* start DATASET ENTRIES *

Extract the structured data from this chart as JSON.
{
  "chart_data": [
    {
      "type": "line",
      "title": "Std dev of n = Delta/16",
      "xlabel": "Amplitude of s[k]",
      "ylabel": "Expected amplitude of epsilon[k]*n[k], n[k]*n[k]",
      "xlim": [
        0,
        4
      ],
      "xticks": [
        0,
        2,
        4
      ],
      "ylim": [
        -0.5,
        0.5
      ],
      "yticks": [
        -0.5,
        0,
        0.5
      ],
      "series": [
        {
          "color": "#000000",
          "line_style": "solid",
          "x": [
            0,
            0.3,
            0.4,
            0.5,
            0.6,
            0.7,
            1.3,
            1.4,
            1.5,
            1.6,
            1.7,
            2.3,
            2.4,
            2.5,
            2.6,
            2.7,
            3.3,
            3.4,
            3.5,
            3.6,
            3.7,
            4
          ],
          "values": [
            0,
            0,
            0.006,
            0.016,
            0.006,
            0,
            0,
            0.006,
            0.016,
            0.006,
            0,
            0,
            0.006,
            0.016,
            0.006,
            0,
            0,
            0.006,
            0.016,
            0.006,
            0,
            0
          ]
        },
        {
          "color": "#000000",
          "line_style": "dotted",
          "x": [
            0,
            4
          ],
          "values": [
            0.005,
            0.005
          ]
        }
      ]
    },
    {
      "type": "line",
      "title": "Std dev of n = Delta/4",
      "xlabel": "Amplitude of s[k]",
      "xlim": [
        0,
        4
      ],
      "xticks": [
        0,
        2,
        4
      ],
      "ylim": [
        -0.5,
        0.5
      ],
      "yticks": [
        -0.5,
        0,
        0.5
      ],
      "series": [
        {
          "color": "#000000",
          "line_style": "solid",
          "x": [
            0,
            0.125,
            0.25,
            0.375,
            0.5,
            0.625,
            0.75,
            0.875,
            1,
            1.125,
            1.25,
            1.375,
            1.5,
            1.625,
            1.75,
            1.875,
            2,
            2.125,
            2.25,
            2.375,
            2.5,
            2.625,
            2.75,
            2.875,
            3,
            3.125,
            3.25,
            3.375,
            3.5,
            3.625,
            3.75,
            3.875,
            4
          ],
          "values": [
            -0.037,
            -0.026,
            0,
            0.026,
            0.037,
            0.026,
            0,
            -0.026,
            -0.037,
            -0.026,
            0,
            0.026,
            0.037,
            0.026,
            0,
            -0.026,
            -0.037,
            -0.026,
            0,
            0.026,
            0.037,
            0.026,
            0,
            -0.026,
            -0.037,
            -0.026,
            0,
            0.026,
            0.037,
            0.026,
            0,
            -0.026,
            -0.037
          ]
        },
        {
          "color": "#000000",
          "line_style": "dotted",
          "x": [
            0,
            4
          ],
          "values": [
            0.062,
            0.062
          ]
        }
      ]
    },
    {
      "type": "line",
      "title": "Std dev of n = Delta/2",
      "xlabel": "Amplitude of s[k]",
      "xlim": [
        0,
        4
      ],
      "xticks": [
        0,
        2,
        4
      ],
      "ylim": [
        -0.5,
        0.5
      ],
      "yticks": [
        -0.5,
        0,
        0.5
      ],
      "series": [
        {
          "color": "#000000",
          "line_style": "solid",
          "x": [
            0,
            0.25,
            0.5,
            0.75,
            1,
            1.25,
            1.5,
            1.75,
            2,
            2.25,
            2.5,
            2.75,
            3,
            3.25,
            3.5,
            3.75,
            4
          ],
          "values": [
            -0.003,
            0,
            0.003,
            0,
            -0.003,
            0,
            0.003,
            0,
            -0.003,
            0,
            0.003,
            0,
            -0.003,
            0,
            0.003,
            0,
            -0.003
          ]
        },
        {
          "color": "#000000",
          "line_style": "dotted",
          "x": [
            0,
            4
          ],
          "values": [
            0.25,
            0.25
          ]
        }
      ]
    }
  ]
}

* end DATASET ENTRIES *

■ WHAT IS ASKED
Write the data from above out again, exactly.

■ ANSWER FOR THIS EXERCISE
Extract the structured data from this chart as JSON.
{
  "chart_data": [
    {
      "type": "line",
      "title": "Std dev of n = Delta/16",
      "xlabel": "Amplitude of s[k]",
      "ylabel": "Expected amplitude of epsilon[k]*n[k], n[k]*n[k]",
      "xlim": [
        0,
        4
      ],
      "xticks": [
        0,
        2,
        4
      ],
      "ylim": [
        -0.5,
        0.5
      ],
      "yticks": [
        -0.5,
        0,
        0.5
      ],
      "series": [
        {
          "color": "#000000",
          "line_style": "solid",
          "x": [
            0,
            0.3,
            0.4,
            0.5,
            0.6,
            0.7,
            1.3,
            1.4,
            1.5,
            1.6,
            1.7,
            2.3,
            2.4,
            2.5,
            2.6,
            2.7,
            3.3,
            3.4,
            3.5,
            3.6,
            3.7,
            4
          ],
          "values": [
            0,
            0,
            0.006,
            0.016,
            0.006,
            0,
            0,
            0.006,
            0.016,
            0.006,
            0,
            0,
            0.006,
            0.016,
            0.006,
            0,
            0,
            0.006,
            0.016,
            0.006,
            0,
            0
          ]
        },
        {
          "color": "#000000",
          "line_style": "dotted",
          "x": [
            0,
            4
          ],
          "values": [
            0.005,
            0.005
          ]
        }
      ]
    },
    {
      "type": "line",
      "title": "Std dev of n = Delta/4",
      "xlabel": "Amplitude of s[k]",
      "xlim": [
        0,
        4
      ],
      "xticks": [
        0,
        2,
        4
      ],
      "ylim": [
        -0.5,
        0.5
      ],
      "yticks": [
        -0.5,
        0,
        0.5
      ],
      "series": [
        {
          "color": "#000000",
          "line_style": "solid",
          "x": [
            0,
            0.125,
            0.25,
            0.375,
            0.5,
            0.625,
            0.75,
            0.875,
            1,
            1.125,
            1.25,
            1.375,
            1.5,
            1.625,
            1.75,
            1.875,
            2,
            2.125,
            2.25,
            2.375,
            2.5,
            2.625,
            2.75,
            2.875,
            3,
            3.125,
            3.25,
            3.375,
            3.5,
            3.625,
            3.75,
            3.875,
            4
          ],
          "values": [
            -0.037,
            -0.026,
            0,
            0.026,
            0.037,
            0.026,
            0,
            -0.026,
            -0.037,
            -0.026,
            0,
            0.026,
            0.037,
            0.026,
            0,
            -0.026,
            -0.037,
            -0.026,
            0,
            0.026,
            0.037,
            0.026,
            0,
            -0.026,
            -0.037,
            -0.026,
            0,
            0.026,
            0.037,
            0.026,
            0,
            -0.026,
            -0.037
          ]
        },
        {
          "color": "#000000",
          "line_style": "dotted",
          "x": [
            0,
            4
          ],
          "values": [
            0.062,
            0.062
          ]
        }
      ]
    },
    {
      "type": "line",
      "title": "Std dev of n = Delta/2",
      "xlabel": "Amplitude of s[k]",
      "xlim": [
        0,
        4
      ],
      "xticks": [
        0,
        2,
        4
      ],
      "ylim": [
        -0.5,
        0.5
      ],
      "yticks": [
        -0.5,
        0,
        0.5
      ],
      "series": [
        {
          "color": "#000000",
          "line_style": "solid",
          "x": [
            0,
            0.25,
            0.5,
            0.75,
            1,
            1.25,
            1.5,
            1.75,
            2,
            2.25,
            2.5,
            2.75,
            3,
            3.25,
            3.5,
            3.75,
            4
          ],
          "values": [
            -0.003,
            0,
            0.003,
            0,
            -0.003,
            0,
            0.003,
            0,
            -0.003,
            0,
            0.003,
            0,
            -0.003,
            0,
            0.003,
            0,
            -0.003
          ]
        },
        {
          "color": "#000000",
          "line_style": "dotted",
          "x": [
            0,
            4
          ],
          "values": [
            0.25,
            0.25
          ]
        }
      ]
    }
  ]
}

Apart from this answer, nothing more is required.